All of the material should be reproduced exactly, with pictures left out.

## Saved entries
○ ○ ○ ○
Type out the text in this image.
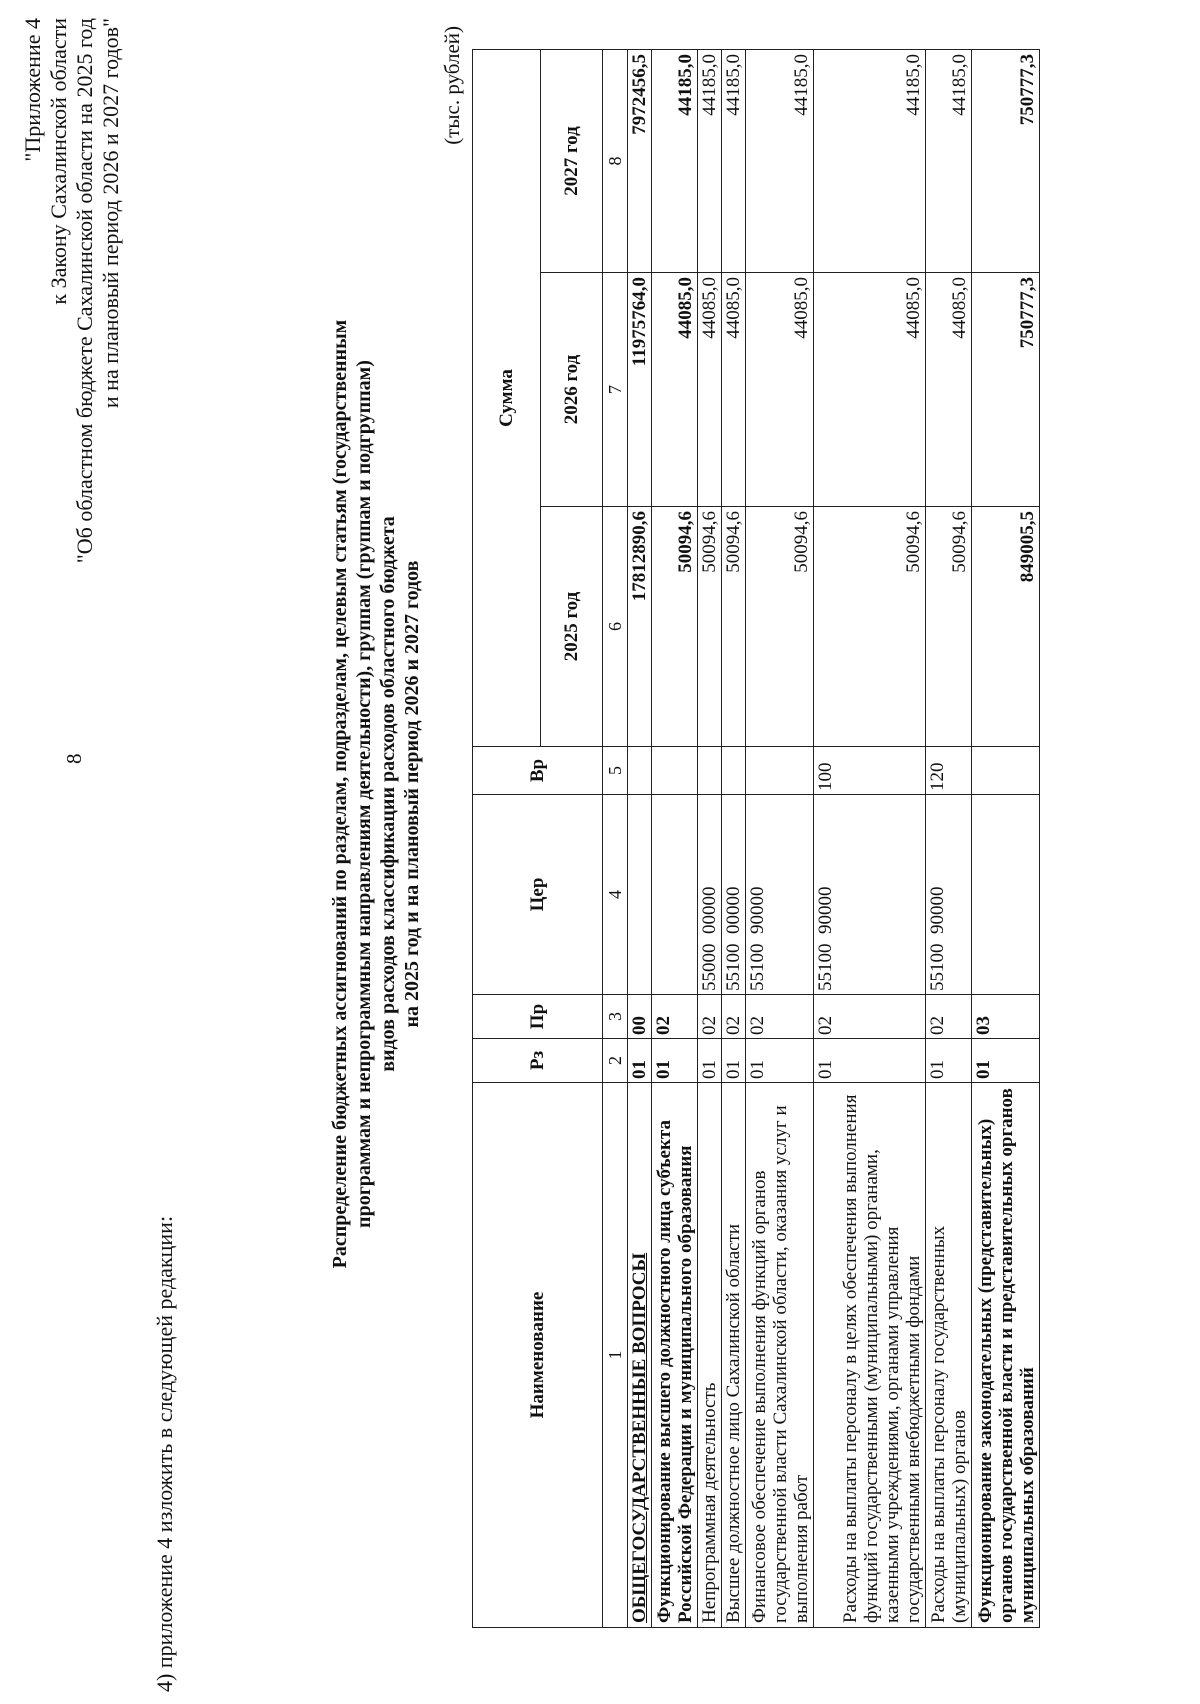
8
4) приложение 4 изложить в следующей редакции:
"Приложение 4 к Закону Сахалинской области "Об областном бюджете Сахалинской области на 2025 год и на плановый период 2026 и 2027 годов"
Распределение бюджетных ассигнований по разделам, подразделам, целевым статьям (государственным программам и непрограммным направлениям деятельности), группам (группам и подгруппам) видов расходов классификации расходов областного бюджета на 2025 год и на плановый период 2026 и 2027 годов
(тыс. рублей)
Наименование	Рз	Пр	Цер	Вр	Сумма		
					2025 год	2026 год	2027 год
1	2	3	4	5	6	7	8
ОБЩЕГОСУДАРСТВЕННЫЕ ВОПРОСЫ	01	00			17812890,6	11975764,0	7972456,5
Функционирование высшего должностного лица субъекта Российской Федерации и муниципального образования	01	02			50094,6	44085,0	44185,0
Непрограммная деятельность	01	02	55000  00000		50094,6	44085,0	44185,0
Высшее должностное лицо Сахалинской области	01	02	55100  00000		50094,6	44085,0	44185,0
Финансовое обеспечение выполнения функций органов государственной власти Сахалинской области, оказания услуг и выполнения работ	01	02	55100  90000		50094,6	44085,0	44185,0
Расходы на выплаты персоналу в целях обеспечения выполнения функций государственными (муниципальными) органами, казенными учреждениями, органами управления государственными внебюджетными фондами	01	02	55100  90000	100	50094,6	44085,0	44185,0
Расходы на выплаты персоналу государственных (муниципальных) органов	01	02	55100  90000	120	50094,6	44085,0	44185,0
Функционирование законодательных (представительных) органов государственной власти и представительных органов муниципальных образований	01	03			849005,5	750777,3	750777,3
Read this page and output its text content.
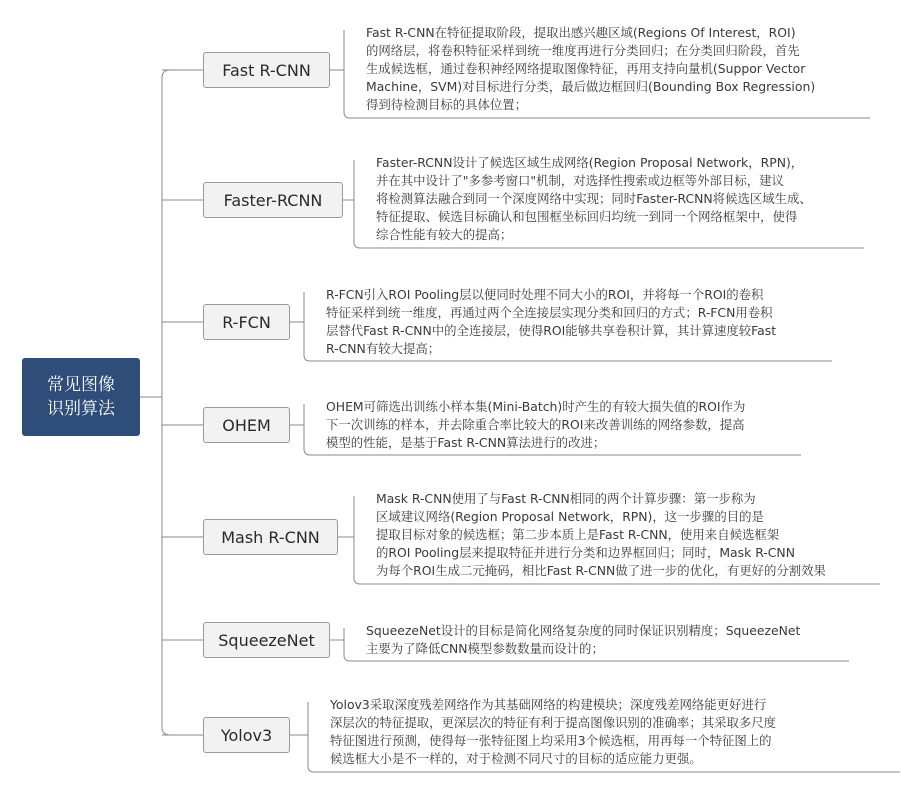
常见图像
识别算法
Fast R-CNN
Fast R-CNN在特征提取阶段，提取出感兴趣区域(Regions Of Interest，ROI)
的网络层，将卷积特征采样到统一维度再进行分类回归；在分类回归阶段，首先
生成候选框，通过卷积神经网络提取图像特征，再用支持向量机(Suppor Vector
Machine，SVM)对目标进行分类，最后做边框回归(Bounding Box Regression)
得到待检测目标的具体位置；
Faster-RCNN
Faster-RCNN设计了候选区域生成网络(Region Proposal Network，RPN)，
并在其中设计了"多参考窗口"机制，对选择性搜索或边框等外部目标，建议
将检测算法融合到同一个深度网络中实现；同时Faster-RCNN将候选区域生成、
特征提取、候选目标确认和包围框坐标回归均统一到同一个网络框架中，使得
综合性能有较大的提高；
R-FCN
R-FCN引入ROI Pooling层以便同时处理不同大小的ROI，并将每一个ROI的卷积
特征采样到统一维度，再通过两个全连接层实现分类和回归的方式；R-FCN用卷积
层替代Fast R-CNN中的全连接层，使得ROI能够共享卷积计算，其计算速度较Fast
R-CNN有较大提高；
OHEM
OHEM可筛选出训练小样本集(Mini-Batch)时产生的有较大损失值的ROI作为
下一次训练的样本，并去除重合率比较大的ROI来改善训练的网络参数，提高
模型的性能，是基于Fast R-CNN算法进行的改进；
Mash R-CNN
Mask R-CNN使用了与Fast R-CNN相同的两个计算步骤：第一步称为
区域建议网络(Region Proposal Network，RPN)，这一步骤的目的是
提取目标对象的候选框；第二步本质上是Fast R-CNN，使用来自候选框架
的ROI Pooling层来提取特征并进行分类和边界框回归；同时，Mask R-CNN
为每个ROI生成二元掩码，相比Fast R-CNN做了进一步的优化，有更好的分割效果
SqueezeNet	SqueezeNet设计的目标是简化网络复杂度的同时保证识别精度；SqueezeNet
主要为了降低CNN模型参数数量而设计的；
Yolov3
Yolov3采取深度残差网络作为其基础网络的构建模块；深度残差网络能更好进行
深层次的特征提取，更深层次的特征有利于提高图像识别的准确率；其采取多尺度
特征图进行预测，使得每一张特征图上均采用3个候选框，用再每一个特征图上的
候选框大小是不一样的，对于检测不同尺寸的目标的适应能力更强。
○ ○ ○ ○
## Final result
Type out the text in this image.
8
4) приложение 4 изложить в следующей редакции:
"Приложение 4 к Закону Сахалинской области "Об областном бюджете Сахалинской области на 2025 год и на плановый период 2026 и 2027 годов"
Распределение бюджетных ассигнований по разделам, подразделам, целевым статьям (государственным программам и непрограммным направлениям деятельности), группам (группам и подгруппам) видов расходов классификации расходов областного бюджета на 2025 год и на плановый период 2026 и 2027 годов
(тыс. рублей)
Наименование	Рз	Пр	Цер	Вр	Сумма		
					2025 год	2026 год	2027 год
1	2	3	4	5	6	7	8
ОБЩЕГОСУДАРСТВЕННЫЕ ВОПРОСЫ	01	00			17812890,6	11975764,0	7972456,5
Функционирование высшего должностного лица субъекта Российской Федерации и муниципального образования	01	02			50094,6	44085,0	44185,0
Непрограммная деятельность	01	02	55000  00000		50094,6	44085,0	44185,0
Высшее должностное лицо Сахалинской области	01	02	55100  00000		50094,6	44085,0	44185,0
Финансовое обеспечение выполнения функций органов государственной власти Сахалинской области, оказания услуг и выполнения работ	01	02	55100  90000		50094,6	44085,0	44185,0
Расходы на выплаты персоналу в целях обеспечения выполнения функций государственными (муниципальными) органами, казенными учреждениями, органами управления государственными внебюджетными фондами	01	02	55100  90000	100	50094,6	44085,0	44185,0
Расходы на выплаты персоналу государственных (муниципальных) органов	01	02	55100  90000	120	50094,6	44085,0	44185,0
Функционирование законодательных (представительных) органов государственной власти и представительных органов муниципальных образований	01	03			849005,5	750777,3	750777,3
Read this page and output its text content.
常见图像
识别算法
Fast R-CNN
Fast R-CNN在特征提取阶段，提取出感兴趣区域(Regions Of Interest，ROI)
的网络层，将卷积特征采样到统一维度再进行分类回归；在分类回归阶段，首先
生成候选框，通过卷积神经网络提取图像特征，再用支持向量机(Suppor Vector
Machine，SVM)对目标进行分类，最后做边框回归(Bounding Box Regression)
得到待检测目标的具体位置；
Faster-RCNN
Faster-RCNN设计了候选区域生成网络(Region Proposal Network，RPN)，
并在其中设计了"多参考窗口"机制，对选择性搜索或边框等外部目标，建议
将检测算法融合到同一个深度网络中实现；同时Faster-RCNN将候选区域生成、
特征提取、候选目标确认和包围框坐标回归均统一到同一个网络框架中，使得
综合性能有较大的提高；
R-FCN
R-FCN引入ROI Pooling层以便同时处理不同大小的ROI，并将每一个ROI的卷积
特征采样到统一维度，再通过两个全连接层实现分类和回归的方式；R-FCN用卷积
层替代Fast R-CNN中的全连接层，使得ROI能够共享卷积计算，其计算速度较Fast
R-CNN有较大提高；
OHEM
OHEM可筛选出训练小样本集(Mini-Batch)时产生的有较大损失值的ROI作为
下一次训练的样本，并去除重合率比较大的ROI来改善训练的网络参数，提高
模型的性能，是基于Fast R-CNN算法进行的改进；
Mash R-CNN
Mask R-CNN使用了与Fast R-CNN相同的两个计算步骤：第一步称为
区域建议网络(Region Proposal Network，RPN)，这一步骤的目的是
提取目标对象的候选框；第二步本质上是Fast R-CNN，使用来自候选框架
的ROI Pooling层来提取特征并进行分类和边界框回归；同时，Mask R-CNN
为每个ROI生成二元掩码，相比Fast R-CNN做了进一步的优化，有更好的分割效果
SqueezeNet	SqueezeNet设计的目标是简化网络复杂度的同时保证识别精度；SqueezeNet
主要为了降低CNN模型参数数量而设计的；
Yolov3
Yolov3采取深度残差网络作为其基础网络的构建模块；深度残差网络能更好进行
深层次的特征提取，更深层次的特征有利于提高图像识别的准确率；其采取多尺度
特征图进行预测，使得每一张特征图上均采用3个候选框，用再每一个特征图上的
候选框大小是不一样的，对于检测不同尺寸的目标的适应能力更强。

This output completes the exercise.